Figure record extracts
.....

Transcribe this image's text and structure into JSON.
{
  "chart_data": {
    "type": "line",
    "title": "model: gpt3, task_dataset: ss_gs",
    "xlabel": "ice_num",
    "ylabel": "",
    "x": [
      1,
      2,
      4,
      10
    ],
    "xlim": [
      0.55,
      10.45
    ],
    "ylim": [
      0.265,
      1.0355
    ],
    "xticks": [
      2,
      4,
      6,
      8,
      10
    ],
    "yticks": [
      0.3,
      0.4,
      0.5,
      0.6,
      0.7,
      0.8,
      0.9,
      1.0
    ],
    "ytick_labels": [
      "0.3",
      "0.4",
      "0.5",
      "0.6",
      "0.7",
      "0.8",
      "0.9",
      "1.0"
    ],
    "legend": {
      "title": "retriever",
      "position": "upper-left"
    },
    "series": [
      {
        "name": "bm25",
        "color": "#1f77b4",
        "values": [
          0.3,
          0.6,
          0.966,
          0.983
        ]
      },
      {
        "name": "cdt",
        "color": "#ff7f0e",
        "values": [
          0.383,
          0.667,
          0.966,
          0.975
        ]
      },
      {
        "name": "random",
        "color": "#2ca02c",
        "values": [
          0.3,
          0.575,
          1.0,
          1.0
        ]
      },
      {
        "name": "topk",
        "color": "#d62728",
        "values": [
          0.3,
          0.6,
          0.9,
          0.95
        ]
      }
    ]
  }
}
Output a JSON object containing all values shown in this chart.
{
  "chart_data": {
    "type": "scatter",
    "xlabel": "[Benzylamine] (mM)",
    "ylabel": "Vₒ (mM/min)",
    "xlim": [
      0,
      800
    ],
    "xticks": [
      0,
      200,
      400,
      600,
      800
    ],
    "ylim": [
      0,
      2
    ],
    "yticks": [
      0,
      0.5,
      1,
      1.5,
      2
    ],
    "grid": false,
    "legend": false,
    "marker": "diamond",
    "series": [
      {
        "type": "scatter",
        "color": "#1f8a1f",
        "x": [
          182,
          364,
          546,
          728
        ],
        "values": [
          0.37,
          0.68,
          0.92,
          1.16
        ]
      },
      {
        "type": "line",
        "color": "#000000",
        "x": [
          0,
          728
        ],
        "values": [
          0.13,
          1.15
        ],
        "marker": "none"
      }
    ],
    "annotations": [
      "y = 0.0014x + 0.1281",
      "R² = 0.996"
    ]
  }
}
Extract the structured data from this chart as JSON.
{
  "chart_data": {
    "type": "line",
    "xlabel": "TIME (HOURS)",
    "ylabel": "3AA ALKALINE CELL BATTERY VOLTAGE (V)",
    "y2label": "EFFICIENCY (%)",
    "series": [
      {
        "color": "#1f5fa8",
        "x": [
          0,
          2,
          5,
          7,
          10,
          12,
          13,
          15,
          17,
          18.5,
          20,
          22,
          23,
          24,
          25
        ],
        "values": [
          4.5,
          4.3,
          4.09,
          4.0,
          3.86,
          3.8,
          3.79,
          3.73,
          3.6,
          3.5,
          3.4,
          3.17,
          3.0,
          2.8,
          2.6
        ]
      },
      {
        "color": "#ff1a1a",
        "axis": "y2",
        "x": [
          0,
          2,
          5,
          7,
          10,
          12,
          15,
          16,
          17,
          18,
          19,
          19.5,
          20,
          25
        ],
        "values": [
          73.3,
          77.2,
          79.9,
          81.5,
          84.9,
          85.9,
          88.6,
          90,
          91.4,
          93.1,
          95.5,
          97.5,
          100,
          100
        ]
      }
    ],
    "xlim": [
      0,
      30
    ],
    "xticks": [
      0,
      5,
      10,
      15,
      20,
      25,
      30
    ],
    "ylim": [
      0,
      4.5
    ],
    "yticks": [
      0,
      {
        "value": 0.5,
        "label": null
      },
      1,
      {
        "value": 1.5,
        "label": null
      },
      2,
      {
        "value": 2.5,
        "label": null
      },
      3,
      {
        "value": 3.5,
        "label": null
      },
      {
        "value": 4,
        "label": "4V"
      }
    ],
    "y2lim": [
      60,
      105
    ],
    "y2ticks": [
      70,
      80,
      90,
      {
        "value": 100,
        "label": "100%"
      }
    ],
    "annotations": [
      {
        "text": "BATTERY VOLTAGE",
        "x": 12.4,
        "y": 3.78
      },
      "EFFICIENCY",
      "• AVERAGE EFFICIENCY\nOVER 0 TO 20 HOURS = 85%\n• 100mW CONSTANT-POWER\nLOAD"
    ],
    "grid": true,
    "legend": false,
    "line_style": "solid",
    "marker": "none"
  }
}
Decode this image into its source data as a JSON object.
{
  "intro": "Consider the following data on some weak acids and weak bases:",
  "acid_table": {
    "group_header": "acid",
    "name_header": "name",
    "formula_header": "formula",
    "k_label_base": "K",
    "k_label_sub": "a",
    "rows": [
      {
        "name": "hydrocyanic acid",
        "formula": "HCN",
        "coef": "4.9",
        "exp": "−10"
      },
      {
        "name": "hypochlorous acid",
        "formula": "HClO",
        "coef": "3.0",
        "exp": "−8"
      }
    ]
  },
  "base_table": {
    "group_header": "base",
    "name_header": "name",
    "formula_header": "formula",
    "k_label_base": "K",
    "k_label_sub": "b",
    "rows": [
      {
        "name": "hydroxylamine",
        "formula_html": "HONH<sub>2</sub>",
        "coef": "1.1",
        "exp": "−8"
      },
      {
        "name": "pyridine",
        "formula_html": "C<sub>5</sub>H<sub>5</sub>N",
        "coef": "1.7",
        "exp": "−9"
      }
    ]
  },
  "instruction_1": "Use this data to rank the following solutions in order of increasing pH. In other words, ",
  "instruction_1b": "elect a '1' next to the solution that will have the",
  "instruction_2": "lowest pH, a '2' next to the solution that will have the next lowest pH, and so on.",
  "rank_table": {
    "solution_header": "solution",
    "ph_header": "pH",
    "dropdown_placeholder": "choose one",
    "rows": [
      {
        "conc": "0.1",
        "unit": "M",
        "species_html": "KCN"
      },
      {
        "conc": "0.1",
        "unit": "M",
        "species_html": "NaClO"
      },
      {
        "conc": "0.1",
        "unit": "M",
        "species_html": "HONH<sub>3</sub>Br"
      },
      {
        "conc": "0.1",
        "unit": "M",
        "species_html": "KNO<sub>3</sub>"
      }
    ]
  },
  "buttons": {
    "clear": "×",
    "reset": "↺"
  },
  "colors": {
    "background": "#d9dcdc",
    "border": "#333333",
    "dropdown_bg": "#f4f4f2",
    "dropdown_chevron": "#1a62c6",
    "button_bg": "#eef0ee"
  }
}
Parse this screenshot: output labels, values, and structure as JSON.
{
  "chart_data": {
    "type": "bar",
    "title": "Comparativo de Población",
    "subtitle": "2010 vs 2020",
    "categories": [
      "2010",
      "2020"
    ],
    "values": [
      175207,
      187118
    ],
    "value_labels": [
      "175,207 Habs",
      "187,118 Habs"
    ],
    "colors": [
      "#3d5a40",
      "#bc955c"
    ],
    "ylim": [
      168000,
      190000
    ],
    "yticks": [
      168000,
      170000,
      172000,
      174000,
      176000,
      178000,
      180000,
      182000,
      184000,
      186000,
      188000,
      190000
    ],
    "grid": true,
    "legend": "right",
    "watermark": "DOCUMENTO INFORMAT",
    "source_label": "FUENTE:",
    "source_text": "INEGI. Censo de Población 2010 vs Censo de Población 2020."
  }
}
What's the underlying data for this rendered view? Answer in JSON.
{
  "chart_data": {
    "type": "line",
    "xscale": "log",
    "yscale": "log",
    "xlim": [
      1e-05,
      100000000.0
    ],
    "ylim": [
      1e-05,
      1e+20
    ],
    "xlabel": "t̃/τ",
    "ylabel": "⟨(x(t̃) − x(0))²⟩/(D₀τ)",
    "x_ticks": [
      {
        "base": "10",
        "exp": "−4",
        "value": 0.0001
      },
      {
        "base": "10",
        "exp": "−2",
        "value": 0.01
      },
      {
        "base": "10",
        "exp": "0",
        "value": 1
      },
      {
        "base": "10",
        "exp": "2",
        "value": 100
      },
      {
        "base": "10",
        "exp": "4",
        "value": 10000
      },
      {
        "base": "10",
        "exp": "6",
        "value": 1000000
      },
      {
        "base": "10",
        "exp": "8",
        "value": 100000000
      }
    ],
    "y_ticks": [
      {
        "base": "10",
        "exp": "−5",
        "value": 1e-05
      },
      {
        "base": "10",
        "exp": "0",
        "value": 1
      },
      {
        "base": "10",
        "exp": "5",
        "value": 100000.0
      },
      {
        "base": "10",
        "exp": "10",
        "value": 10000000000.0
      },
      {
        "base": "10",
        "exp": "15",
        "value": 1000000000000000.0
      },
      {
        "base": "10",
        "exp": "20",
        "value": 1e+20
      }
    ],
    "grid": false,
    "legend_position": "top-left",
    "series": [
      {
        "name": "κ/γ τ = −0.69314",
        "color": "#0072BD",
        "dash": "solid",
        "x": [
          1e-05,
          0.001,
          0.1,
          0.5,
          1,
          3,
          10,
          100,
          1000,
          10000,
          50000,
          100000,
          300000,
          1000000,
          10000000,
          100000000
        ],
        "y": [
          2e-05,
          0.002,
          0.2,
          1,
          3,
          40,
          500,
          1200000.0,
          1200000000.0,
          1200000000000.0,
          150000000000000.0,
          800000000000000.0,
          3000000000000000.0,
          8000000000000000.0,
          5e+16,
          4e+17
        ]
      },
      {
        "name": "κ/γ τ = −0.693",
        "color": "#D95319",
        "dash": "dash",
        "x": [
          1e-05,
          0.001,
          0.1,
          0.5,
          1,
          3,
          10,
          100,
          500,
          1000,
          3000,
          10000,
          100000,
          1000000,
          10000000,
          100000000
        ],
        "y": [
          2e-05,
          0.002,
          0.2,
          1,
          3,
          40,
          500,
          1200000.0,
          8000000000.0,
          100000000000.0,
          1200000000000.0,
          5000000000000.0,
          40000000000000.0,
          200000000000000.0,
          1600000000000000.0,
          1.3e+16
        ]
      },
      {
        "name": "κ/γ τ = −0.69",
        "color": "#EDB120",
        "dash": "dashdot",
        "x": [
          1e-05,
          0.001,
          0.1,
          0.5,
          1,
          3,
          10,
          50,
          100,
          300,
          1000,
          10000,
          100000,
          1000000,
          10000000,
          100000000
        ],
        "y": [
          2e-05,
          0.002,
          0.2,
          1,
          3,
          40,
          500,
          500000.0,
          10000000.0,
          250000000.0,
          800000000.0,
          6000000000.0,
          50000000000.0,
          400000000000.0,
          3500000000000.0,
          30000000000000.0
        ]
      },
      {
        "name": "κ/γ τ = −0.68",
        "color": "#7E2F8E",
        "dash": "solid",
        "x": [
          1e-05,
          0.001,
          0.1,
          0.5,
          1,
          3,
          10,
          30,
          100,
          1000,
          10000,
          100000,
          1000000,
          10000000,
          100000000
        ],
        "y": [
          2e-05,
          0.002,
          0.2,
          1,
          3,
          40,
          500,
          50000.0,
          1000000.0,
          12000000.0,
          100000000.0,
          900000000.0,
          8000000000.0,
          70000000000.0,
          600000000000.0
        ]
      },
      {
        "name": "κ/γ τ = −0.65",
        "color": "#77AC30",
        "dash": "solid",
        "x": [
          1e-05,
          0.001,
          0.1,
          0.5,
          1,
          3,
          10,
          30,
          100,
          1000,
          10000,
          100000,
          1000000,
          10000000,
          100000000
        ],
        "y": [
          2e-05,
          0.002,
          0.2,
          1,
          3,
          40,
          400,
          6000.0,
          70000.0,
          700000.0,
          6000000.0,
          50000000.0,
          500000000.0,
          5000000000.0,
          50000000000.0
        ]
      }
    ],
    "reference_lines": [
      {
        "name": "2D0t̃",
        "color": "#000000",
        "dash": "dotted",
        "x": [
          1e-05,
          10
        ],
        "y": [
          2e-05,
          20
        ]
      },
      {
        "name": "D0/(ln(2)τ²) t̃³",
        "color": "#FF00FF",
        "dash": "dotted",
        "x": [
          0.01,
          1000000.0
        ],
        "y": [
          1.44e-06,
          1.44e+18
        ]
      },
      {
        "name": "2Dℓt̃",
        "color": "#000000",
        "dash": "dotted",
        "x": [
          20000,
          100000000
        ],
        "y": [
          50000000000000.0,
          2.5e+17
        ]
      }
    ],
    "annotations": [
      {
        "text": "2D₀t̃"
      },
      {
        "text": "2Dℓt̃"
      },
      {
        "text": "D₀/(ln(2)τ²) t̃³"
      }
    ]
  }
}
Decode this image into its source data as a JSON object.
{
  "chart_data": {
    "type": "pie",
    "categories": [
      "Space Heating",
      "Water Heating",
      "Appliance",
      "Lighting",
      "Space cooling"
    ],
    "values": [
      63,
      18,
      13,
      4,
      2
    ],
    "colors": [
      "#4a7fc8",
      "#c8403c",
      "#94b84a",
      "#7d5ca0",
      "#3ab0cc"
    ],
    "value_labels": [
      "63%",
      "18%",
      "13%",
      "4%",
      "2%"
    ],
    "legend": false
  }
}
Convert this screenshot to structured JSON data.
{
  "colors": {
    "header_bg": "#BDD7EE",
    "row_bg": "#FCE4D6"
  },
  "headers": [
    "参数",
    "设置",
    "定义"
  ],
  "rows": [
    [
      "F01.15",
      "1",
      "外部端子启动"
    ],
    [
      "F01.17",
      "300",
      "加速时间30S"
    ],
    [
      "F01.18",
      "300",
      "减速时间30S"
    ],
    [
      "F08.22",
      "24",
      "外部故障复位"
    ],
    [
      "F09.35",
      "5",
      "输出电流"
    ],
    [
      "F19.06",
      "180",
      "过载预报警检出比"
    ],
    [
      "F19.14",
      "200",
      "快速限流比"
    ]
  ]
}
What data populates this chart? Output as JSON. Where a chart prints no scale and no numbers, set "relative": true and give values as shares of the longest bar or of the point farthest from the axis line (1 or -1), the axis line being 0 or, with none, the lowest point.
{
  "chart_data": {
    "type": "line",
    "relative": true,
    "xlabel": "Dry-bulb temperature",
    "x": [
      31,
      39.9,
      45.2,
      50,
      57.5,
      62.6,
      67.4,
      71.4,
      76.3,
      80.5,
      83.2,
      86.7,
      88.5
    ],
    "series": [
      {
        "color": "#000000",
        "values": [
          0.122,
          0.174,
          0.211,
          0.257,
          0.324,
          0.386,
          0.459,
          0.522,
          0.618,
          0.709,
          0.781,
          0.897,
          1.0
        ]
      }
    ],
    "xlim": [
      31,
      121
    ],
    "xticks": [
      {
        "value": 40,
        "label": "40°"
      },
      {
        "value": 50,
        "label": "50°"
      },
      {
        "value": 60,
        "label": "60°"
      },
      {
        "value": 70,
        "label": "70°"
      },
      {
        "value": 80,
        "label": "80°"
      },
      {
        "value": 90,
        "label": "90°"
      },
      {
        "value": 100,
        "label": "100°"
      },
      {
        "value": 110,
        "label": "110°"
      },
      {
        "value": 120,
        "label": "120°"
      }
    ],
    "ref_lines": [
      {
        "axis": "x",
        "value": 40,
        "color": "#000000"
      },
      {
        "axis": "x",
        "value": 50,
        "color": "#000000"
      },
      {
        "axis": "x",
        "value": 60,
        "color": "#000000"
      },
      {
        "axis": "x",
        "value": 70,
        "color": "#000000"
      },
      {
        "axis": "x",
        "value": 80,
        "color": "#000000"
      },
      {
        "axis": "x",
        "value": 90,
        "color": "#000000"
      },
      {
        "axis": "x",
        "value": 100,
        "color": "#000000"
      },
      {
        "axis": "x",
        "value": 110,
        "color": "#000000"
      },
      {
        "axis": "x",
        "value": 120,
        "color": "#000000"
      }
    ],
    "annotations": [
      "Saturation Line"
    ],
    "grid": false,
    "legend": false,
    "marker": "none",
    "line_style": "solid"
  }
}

.....

▶ What you will do
Copy out every line in the listing where the word "HONH" appears.

▶ Exercise result
        "formula_html": "HONH<sub>2</sub>",
        "species_html": "HONH<sub>3</sub>Br"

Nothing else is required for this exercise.